* START The records *

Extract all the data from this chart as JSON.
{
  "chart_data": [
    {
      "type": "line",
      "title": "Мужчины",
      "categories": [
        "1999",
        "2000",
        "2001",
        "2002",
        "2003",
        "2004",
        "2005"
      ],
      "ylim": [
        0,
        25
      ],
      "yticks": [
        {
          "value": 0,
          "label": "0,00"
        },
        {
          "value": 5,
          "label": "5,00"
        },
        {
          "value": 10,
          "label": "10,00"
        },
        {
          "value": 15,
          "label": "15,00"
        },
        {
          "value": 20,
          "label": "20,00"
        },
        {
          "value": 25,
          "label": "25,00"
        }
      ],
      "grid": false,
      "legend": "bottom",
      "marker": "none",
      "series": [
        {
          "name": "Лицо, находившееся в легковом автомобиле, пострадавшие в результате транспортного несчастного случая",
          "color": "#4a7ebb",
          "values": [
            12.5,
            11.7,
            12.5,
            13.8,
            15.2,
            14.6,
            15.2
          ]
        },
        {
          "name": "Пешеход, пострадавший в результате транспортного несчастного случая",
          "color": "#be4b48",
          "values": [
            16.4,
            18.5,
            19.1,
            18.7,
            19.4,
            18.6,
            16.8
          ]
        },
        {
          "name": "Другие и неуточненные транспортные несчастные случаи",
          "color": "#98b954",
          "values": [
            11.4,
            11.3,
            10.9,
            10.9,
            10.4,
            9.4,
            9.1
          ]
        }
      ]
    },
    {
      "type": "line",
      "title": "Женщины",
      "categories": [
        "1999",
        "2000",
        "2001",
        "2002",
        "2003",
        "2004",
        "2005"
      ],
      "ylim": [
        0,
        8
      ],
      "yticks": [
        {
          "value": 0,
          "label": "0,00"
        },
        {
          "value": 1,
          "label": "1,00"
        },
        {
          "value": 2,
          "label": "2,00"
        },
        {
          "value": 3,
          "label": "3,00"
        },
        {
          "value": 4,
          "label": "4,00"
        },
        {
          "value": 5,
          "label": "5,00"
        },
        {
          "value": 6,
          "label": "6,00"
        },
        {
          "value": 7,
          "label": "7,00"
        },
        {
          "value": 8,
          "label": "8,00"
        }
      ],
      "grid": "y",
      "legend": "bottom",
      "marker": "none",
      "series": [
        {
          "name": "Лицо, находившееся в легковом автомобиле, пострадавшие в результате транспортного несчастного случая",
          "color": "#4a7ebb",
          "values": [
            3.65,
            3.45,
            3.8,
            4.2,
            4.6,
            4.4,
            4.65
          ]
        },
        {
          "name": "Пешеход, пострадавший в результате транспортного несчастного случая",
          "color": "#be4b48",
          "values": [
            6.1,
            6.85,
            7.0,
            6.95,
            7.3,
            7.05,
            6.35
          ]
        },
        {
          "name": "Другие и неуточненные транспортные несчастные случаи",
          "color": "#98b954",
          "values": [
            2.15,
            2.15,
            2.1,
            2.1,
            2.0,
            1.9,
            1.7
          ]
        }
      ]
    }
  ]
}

* END The records *

▸ Exercise details
Write an exact transcription of every entry above.

▸ Result below
Extract all the data from this chart as JSON.
{
  "chart_data": [
    {
      "type": "line",
      "title": "Мужчины",
      "categories": [
        "1999",
        "2000",
        "2001",
        "2002",
        "2003",
        "2004",
        "2005"
      ],
      "ylim": [
        0,
        25
      ],
      "yticks": [
        {
          "value": 0,
          "label": "0,00"
        },
        {
          "value": 5,
          "label": "5,00"
        },
        {
          "value": 10,
          "label": "10,00"
        },
        {
          "value": 15,
          "label": "15,00"
        },
        {
          "value": 20,
          "label": "20,00"
        },
        {
          "value": 25,
          "label": "25,00"
        }
      ],
      "grid": false,
      "legend": "bottom",
      "marker": "none",
      "series": [
        {
          "name": "Лицо, находившееся в легковом автомобиле, пострадавшие в результате транспортного несчастного случая",
          "color": "#4a7ebb",
          "values": [
            12.5,
            11.7,
            12.5,
            13.8,
            15.2,
            14.6,
            15.2
          ]
        },
        {
          "name": "Пешеход, пострадавший в результате транспортного несчастного случая",
          "color": "#be4b48",
          "values": [
            16.4,
            18.5,
            19.1,
            18.7,
            19.4,
            18.6,
            16.8
          ]
        },
        {
          "name": "Другие и неуточненные транспортные несчастные случаи",
          "color": "#98b954",
          "values": [
            11.4,
            11.3,
            10.9,
            10.9,
            10.4,
            9.4,
            9.1
          ]
        }
      ]
    },
    {
      "type": "line",
      "title": "Женщины",
      "categories": [
        "1999",
        "2000",
        "2001",
        "2002",
        "2003",
        "2004",
        "2005"
      ],
      "ylim": [
        0,
        8
      ],
      "yticks": [
        {
          "value": 0,
          "label": "0,00"
        },
        {
          "value": 1,
          "label": "1,00"
        },
        {
          "value": 2,
          "label": "2,00"
        },
        {
          "value": 3,
          "label": "3,00"
        },
        {
          "value": 4,
          "label": "4,00"
        },
        {
          "value": 5,
          "label": "5,00"
        },
        {
          "value": 6,
          "label": "6,00"
        },
        {
          "value": 7,
          "label": "7,00"
        },
        {
          "value": 8,
          "label": "8,00"
        }
      ],
      "grid": "y",
      "legend": "bottom",
      "marker": "none",
      "series": [
        {
          "name": "Лицо, находившееся в легковом автомобиле, пострадавшие в результате транспортного несчастного случая",
          "color": "#4a7ebb",
          "values": [
            3.65,
            3.45,
            3.8,
            4.2,
            4.6,
            4.4,
            4.65
          ]
        },
        {
          "name": "Пешеход, пострадавший в результате транспортного несчастного случая",
          "color": "#be4b48",
          "values": [
            6.1,
            6.85,
            7.0,
            6.95,
            7.3,
            7.05,
            6.35
          ]
        },
        {
          "name": "Другие и неуточненные транспортные несчастные случаи",
          "color": "#98b954",
          "values": [
            2.15,
            2.15,
            2.1,
            2.1,
            2.0,
            1.9,
            1.7
          ]
        }
      ]
    }
  ]
}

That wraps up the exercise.